#### Data section ####

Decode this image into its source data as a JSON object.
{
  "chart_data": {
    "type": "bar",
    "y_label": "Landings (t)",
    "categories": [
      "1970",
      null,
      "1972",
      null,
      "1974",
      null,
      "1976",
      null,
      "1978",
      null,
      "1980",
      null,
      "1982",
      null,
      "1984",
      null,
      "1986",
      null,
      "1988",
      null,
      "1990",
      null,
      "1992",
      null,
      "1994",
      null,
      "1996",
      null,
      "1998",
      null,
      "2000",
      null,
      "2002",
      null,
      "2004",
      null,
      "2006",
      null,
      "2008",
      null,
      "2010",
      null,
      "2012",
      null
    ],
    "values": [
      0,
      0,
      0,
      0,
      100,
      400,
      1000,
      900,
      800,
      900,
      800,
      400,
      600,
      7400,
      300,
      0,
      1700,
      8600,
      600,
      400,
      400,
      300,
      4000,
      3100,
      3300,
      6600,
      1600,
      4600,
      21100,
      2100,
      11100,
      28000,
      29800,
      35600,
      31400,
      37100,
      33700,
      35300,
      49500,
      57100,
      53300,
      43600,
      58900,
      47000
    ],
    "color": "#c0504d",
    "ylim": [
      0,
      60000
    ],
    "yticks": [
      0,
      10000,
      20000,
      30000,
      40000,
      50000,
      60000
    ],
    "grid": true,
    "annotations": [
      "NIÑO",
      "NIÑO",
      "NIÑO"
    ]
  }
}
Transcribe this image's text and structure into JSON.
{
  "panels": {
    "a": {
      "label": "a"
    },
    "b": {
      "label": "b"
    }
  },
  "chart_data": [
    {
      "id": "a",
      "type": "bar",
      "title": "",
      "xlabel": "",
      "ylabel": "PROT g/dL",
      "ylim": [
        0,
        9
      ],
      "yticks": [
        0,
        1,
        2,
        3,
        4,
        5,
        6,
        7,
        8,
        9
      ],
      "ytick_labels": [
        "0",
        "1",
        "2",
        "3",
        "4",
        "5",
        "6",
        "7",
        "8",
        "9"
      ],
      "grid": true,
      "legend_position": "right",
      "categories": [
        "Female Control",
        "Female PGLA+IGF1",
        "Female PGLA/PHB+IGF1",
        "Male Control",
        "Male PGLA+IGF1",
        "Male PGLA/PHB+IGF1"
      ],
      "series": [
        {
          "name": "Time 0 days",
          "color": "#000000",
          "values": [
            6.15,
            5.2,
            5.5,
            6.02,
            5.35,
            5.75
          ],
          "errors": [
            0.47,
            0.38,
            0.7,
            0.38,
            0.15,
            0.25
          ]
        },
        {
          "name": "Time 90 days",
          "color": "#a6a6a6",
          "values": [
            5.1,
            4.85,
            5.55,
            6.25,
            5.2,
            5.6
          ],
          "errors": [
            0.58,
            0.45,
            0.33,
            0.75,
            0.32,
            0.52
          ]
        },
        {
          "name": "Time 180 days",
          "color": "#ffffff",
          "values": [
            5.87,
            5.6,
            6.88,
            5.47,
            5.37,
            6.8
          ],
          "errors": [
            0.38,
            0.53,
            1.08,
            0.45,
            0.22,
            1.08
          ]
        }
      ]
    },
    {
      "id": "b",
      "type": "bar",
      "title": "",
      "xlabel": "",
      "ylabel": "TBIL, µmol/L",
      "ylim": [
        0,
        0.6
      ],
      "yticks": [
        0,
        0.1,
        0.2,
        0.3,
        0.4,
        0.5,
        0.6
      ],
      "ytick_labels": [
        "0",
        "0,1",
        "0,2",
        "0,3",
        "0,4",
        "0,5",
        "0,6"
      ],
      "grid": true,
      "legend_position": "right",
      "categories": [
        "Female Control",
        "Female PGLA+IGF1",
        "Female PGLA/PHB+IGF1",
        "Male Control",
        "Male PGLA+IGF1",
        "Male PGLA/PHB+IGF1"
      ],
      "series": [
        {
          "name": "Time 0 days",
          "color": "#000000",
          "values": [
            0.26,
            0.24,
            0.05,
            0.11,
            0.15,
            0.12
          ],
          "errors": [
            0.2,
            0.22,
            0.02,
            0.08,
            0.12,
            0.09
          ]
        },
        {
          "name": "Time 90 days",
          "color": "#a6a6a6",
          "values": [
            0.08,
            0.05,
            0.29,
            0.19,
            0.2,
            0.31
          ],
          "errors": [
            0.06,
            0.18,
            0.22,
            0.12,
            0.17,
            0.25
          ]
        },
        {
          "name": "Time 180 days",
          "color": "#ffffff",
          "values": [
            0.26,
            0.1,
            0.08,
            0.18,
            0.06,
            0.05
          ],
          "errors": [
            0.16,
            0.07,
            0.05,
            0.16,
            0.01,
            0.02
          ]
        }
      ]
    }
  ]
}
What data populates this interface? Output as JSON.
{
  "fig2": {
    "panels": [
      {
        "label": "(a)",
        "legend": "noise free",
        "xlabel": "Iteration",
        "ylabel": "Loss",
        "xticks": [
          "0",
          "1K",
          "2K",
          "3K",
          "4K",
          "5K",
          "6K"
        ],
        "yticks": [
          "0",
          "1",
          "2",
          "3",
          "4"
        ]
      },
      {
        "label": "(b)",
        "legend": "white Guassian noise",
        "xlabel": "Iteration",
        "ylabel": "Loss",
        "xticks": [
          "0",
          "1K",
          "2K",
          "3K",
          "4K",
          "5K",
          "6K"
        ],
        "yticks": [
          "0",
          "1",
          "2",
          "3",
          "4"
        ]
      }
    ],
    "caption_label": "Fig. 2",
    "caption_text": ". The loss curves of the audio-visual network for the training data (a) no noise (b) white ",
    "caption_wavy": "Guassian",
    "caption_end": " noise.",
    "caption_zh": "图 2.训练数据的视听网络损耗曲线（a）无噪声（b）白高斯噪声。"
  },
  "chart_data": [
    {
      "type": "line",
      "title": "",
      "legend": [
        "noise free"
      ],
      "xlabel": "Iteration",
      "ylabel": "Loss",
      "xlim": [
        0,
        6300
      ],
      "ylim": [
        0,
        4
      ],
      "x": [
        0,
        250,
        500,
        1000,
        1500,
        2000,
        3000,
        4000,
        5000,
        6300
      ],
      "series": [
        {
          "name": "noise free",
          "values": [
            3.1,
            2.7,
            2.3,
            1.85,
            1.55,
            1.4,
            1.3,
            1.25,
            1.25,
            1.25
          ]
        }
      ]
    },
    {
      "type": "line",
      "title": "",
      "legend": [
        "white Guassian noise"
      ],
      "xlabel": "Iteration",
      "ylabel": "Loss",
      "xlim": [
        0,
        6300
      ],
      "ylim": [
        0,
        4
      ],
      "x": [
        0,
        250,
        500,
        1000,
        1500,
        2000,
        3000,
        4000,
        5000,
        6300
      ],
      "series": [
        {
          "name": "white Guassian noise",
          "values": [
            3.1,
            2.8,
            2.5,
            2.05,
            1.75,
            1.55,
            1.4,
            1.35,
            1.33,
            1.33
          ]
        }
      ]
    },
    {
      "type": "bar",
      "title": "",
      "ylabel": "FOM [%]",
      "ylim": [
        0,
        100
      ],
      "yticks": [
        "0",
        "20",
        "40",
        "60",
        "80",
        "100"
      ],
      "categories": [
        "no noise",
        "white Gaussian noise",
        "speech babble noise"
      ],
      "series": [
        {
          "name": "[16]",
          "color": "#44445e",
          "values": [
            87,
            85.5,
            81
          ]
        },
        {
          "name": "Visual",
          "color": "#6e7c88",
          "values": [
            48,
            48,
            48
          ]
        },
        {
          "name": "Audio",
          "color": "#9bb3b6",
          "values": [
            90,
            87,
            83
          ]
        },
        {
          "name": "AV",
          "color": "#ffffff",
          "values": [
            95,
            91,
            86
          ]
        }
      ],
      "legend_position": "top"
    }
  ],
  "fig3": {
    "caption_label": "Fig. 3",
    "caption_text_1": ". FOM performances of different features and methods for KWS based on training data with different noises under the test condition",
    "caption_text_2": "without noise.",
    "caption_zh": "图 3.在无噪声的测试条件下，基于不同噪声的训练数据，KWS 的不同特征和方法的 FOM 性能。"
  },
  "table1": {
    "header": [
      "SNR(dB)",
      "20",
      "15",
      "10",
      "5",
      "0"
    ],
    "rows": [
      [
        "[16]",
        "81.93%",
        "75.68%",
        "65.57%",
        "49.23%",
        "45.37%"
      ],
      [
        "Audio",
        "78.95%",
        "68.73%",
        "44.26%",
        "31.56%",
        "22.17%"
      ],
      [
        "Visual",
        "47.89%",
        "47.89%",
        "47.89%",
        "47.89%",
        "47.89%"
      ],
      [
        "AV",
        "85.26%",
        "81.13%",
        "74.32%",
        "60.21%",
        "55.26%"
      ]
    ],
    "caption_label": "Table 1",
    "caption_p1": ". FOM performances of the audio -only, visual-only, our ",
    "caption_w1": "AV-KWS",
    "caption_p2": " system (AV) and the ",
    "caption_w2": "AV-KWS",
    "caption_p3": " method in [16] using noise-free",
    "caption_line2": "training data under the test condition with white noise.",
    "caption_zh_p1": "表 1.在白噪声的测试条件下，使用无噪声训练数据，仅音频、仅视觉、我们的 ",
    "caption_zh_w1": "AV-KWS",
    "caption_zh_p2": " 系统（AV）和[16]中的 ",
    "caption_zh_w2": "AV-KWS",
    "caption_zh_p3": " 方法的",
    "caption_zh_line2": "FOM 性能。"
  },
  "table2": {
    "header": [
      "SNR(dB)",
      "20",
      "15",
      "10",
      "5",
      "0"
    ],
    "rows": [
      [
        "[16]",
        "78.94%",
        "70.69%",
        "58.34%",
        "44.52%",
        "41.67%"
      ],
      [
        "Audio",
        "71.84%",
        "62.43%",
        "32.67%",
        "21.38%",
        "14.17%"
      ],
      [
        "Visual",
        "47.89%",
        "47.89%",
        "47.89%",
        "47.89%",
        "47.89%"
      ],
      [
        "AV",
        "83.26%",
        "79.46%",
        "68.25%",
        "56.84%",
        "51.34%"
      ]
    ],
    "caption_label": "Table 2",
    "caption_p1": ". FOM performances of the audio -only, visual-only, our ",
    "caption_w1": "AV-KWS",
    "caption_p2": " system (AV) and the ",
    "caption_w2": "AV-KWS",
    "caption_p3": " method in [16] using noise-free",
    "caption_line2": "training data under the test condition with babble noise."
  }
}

####

Check each line above for "name" and return the ones that have it.

          "name": "Time 0 days",
          "name": "Time 90 days",
          "name": "Time 180 days",
          "name": "Time 0 days",
          "name": "Time 90 days",
          "name": "Time 180 days",
          "name": "noise free",
          "name": "white Guassian noise",
          "name": "[16]",
          "name": "Visual",
          "name": "Audio",
          "name": "AV",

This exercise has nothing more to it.